═══ Data lines ═══

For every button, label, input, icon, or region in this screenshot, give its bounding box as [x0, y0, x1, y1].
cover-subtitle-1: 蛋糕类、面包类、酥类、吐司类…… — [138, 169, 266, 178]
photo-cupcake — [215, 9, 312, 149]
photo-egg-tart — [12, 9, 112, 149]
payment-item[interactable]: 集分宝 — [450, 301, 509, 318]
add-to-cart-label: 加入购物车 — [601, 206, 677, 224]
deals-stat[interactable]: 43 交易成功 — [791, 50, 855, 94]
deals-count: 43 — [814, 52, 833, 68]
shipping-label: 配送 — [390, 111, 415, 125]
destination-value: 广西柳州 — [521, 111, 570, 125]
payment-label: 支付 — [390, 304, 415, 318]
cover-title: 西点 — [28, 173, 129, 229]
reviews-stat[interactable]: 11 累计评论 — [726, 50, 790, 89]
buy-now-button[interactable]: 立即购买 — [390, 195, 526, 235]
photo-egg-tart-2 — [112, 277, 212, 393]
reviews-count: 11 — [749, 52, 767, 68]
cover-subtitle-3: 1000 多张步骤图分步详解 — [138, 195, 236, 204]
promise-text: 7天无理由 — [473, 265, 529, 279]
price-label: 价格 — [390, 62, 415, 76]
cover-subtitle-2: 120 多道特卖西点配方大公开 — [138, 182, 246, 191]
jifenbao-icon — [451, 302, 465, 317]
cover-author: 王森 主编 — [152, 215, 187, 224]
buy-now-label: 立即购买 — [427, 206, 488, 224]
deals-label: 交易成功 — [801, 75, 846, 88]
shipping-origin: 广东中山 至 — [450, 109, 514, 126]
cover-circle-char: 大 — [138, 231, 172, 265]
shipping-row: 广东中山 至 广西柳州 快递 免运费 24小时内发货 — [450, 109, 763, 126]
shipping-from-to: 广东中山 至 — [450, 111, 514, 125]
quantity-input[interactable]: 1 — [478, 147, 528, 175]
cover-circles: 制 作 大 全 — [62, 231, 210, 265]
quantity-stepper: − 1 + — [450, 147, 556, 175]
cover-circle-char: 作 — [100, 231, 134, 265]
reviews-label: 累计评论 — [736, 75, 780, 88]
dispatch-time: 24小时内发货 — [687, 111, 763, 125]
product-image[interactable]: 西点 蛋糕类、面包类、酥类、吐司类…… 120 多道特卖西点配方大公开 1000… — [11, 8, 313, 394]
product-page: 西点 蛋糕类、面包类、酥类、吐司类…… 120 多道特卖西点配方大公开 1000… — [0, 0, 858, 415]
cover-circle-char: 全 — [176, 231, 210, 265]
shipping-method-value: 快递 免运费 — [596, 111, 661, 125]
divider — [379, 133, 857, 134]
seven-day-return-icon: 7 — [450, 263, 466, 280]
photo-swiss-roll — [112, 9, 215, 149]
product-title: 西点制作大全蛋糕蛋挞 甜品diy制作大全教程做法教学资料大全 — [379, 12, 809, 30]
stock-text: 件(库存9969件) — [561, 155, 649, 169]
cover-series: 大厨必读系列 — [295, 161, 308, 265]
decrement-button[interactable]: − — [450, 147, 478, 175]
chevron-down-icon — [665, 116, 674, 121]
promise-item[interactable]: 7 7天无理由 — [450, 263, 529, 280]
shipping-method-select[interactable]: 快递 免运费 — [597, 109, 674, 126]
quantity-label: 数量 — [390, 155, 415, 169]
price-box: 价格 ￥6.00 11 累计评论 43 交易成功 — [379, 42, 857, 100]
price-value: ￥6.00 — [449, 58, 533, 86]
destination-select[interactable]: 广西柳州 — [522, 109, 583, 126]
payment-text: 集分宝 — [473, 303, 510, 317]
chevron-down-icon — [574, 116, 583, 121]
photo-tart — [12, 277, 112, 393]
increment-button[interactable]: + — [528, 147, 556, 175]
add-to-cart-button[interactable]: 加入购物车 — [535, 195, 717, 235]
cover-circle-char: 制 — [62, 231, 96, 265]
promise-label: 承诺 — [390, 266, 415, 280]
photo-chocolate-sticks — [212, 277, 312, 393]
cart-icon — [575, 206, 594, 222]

═══

Task prompt: Can you copy out the entries again, word for word, from the very first line down to and including the line that contains "photo-egg-tart-2 — [112, 277, 212, 393]"?

Solution for this exercise:
For every button, label, input, icon, or region in this screenshot, give its bounding box as [x0, y0, x1, y1].
cover-subtitle-1: 蛋糕类、面包类、酥类、吐司类…… — [138, 169, 266, 178]
photo-cupcake — [215, 9, 312, 149]
photo-egg-tart — [12, 9, 112, 149]
payment-item[interactable]: 集分宝 — [450, 301, 509, 318]
add-to-cart-label: 加入购物车 — [601, 206, 677, 224]
deals-stat[interactable]: 43 交易成功 — [791, 50, 855, 94]
deals-count: 43 — [814, 52, 833, 68]
shipping-label: 配送 — [390, 111, 415, 125]
destination-value: 广西柳州 — [521, 111, 570, 125]
payment-label: 支付 — [390, 304, 415, 318]
cover-title: 西点 — [28, 173, 129, 229]
reviews-stat[interactable]: 11 累计评论 — [726, 50, 790, 89]
buy-now-button[interactable]: 立即购买 — [390, 195, 526, 235]
photo-egg-tart-2 — [112, 277, 212, 393]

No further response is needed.